[Data entries]
===============
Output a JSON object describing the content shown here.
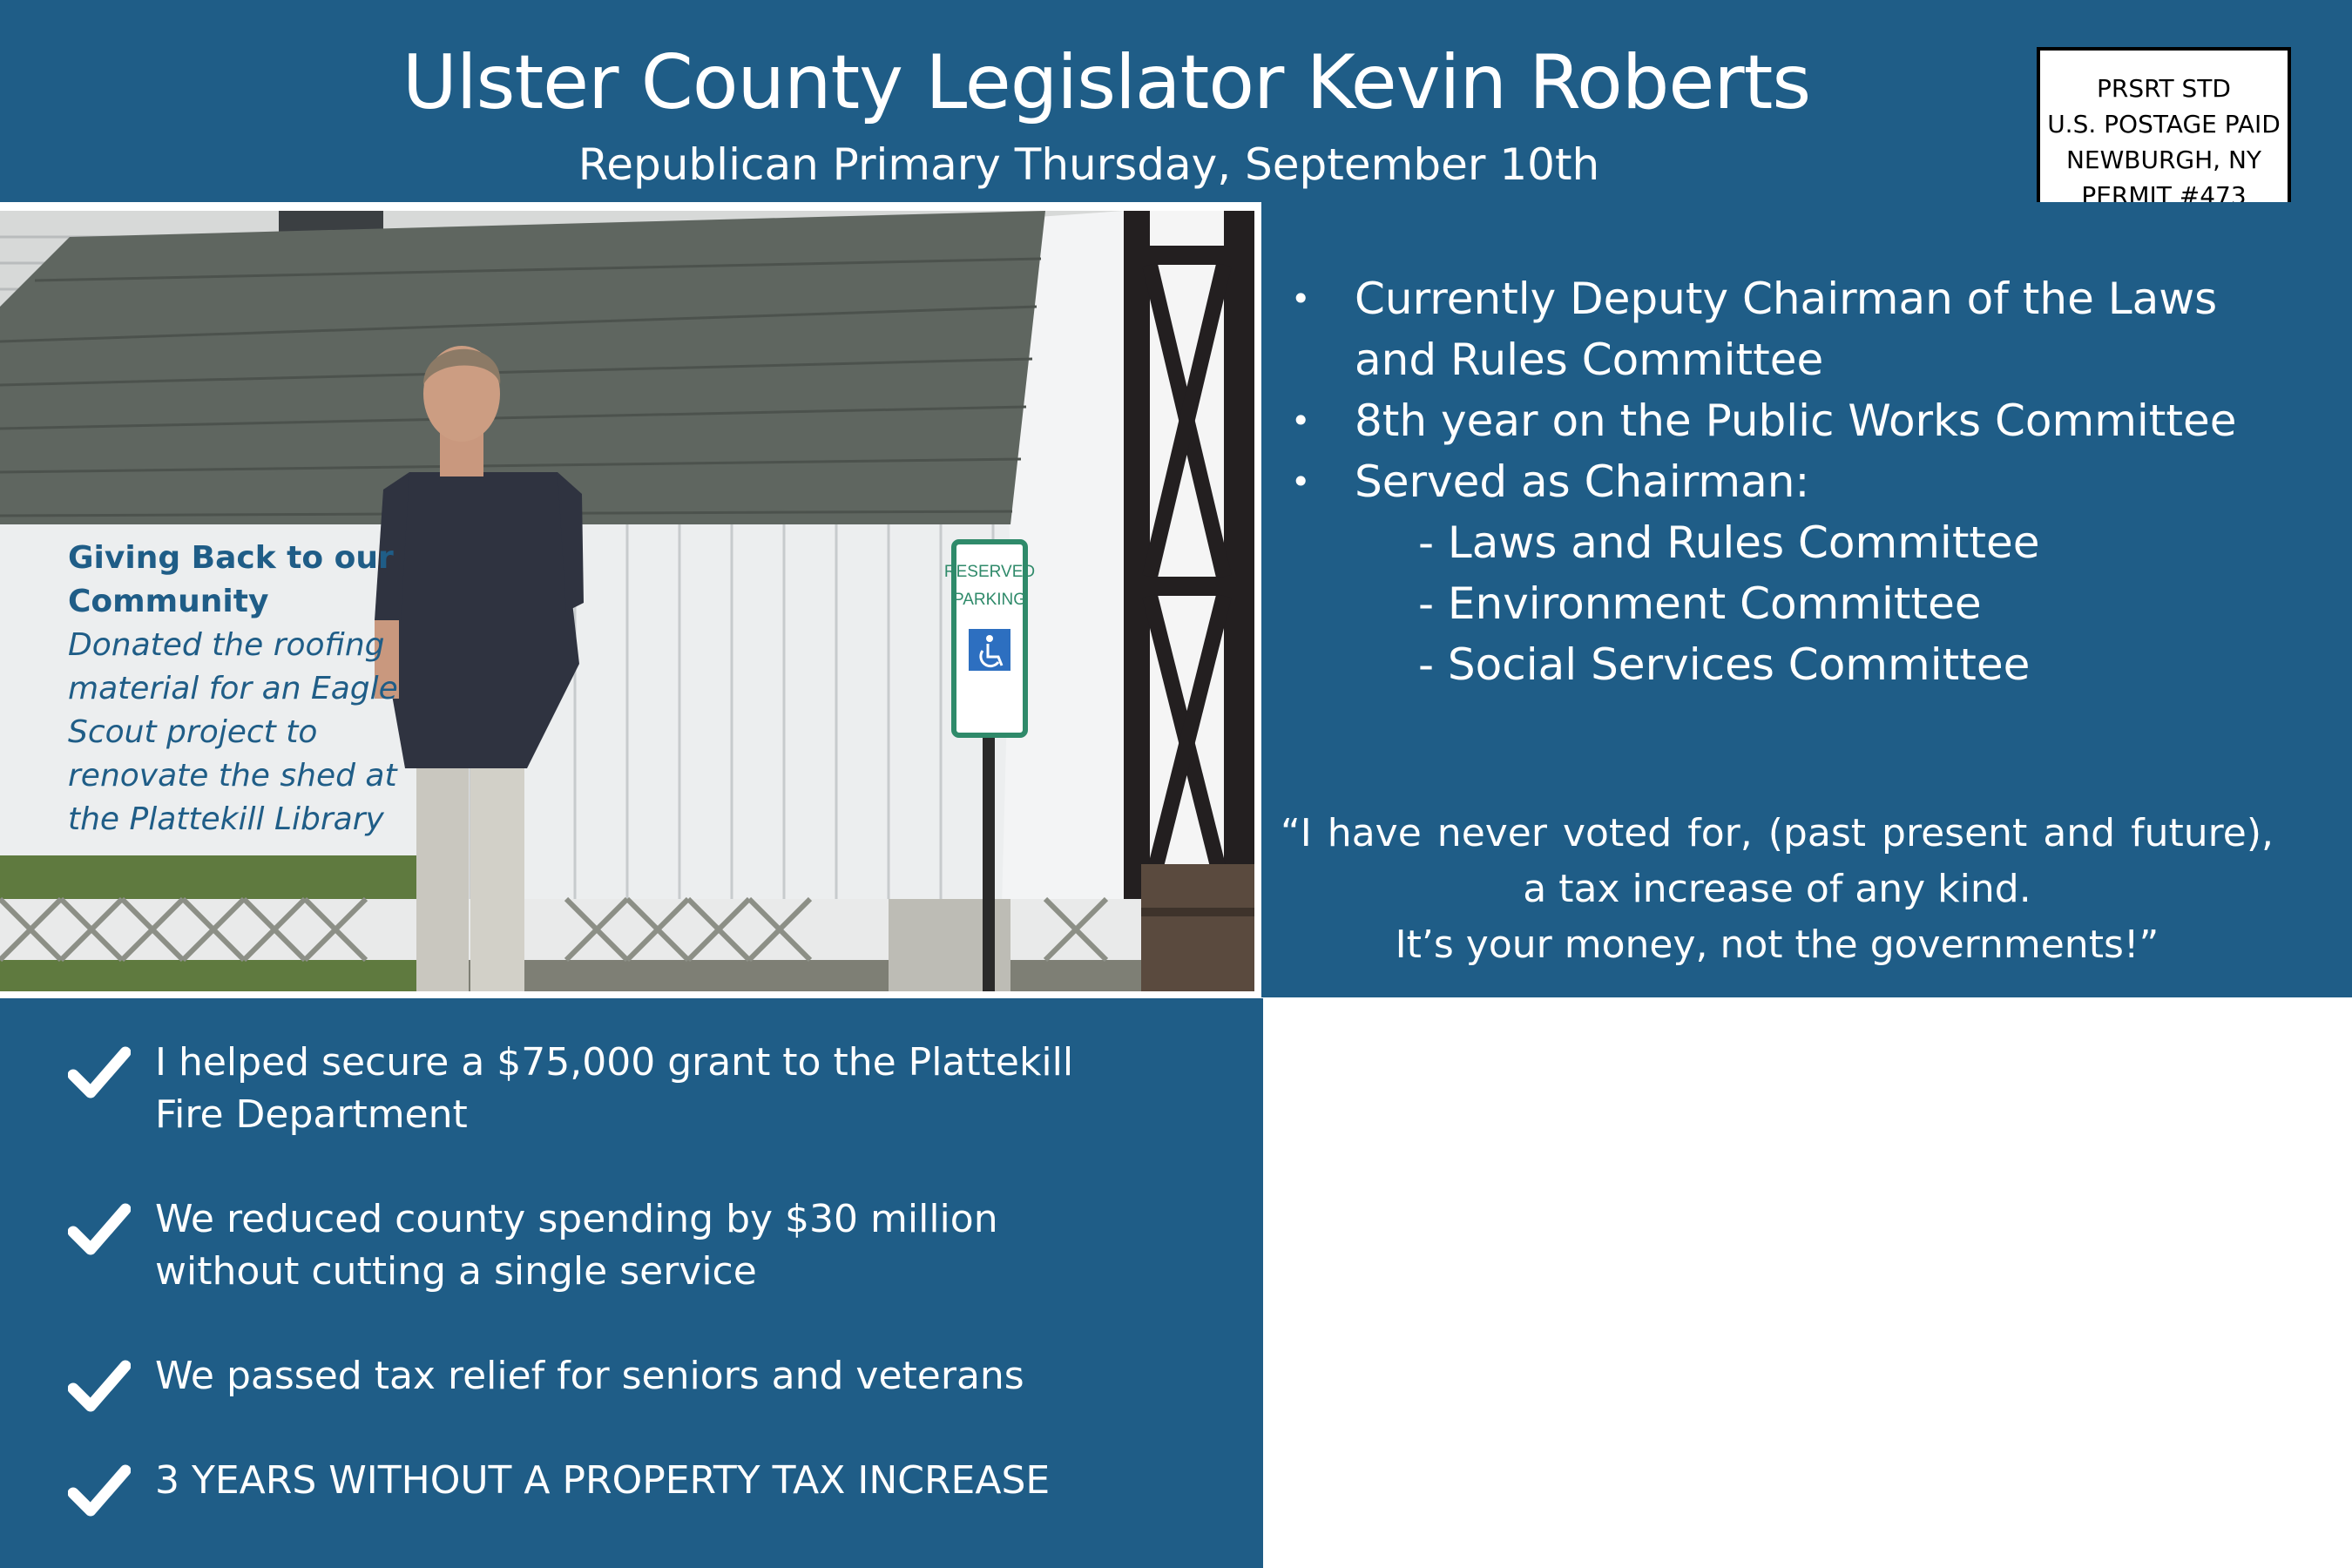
{
  "header": {
    "title": "Ulster County Legislator Kevin Roberts",
    "subtitle": "Republican Primary Thursday, September 10th"
  },
  "postage": {
    "line1": "PRSRT STD",
    "line2": "U.S. POSTAGE PAID",
    "line3": "NEWBURGH, NY",
    "line4": "PERMIT #473"
  },
  "photo": {
    "sign_line1": "RESERVED",
    "sign_line2": "PARKING",
    "caption_heading": "Giving Back to our Community",
    "caption_body": "Donated the roofing material for an Eagle Scout project to renovate the shed at the Plattekill Library"
  },
  "qualifications": {
    "items": [
      "Currently Deputy Chairman of the Laws and Rules Committee",
      "8th year on the Public Works Committee",
      "Served as Chairman:"
    ],
    "sub_items": [
      "- Laws and Rules Committee",
      "- Environment Committee",
      "- Social Services Committee"
    ]
  },
  "quote": {
    "line1": "“I have never voted for, (past present and future), a tax increase of any kind.",
    "line2": "It’s your money, not the governments!”"
  },
  "accomplishments": [
    "I helped secure a $75,000 grant to the Plattekill Fire Department",
    "We reduced county spending by $30 million without cutting a single service",
    "We passed tax relief for seniors and veterans",
    "3 YEARS WITHOUT A PROPERTY TAX INCREASE"
  ],
  "colors": {
    "primary_blue": "#1f5d87",
    "text_white": "#ffffff",
    "caption_blue": "#1f5d87"
  }
}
===============
**Task to carry out**: Search the entries for the word "Committee" and copy every line that has it.

**The solution**:
      "Currently Deputy Chairman of the Laws and Rules Committee",
      "8th year on the Public Works Committee",
      "- Laws and Rules Committee",
      "- Environment Committee",
      "- Social Services Committee"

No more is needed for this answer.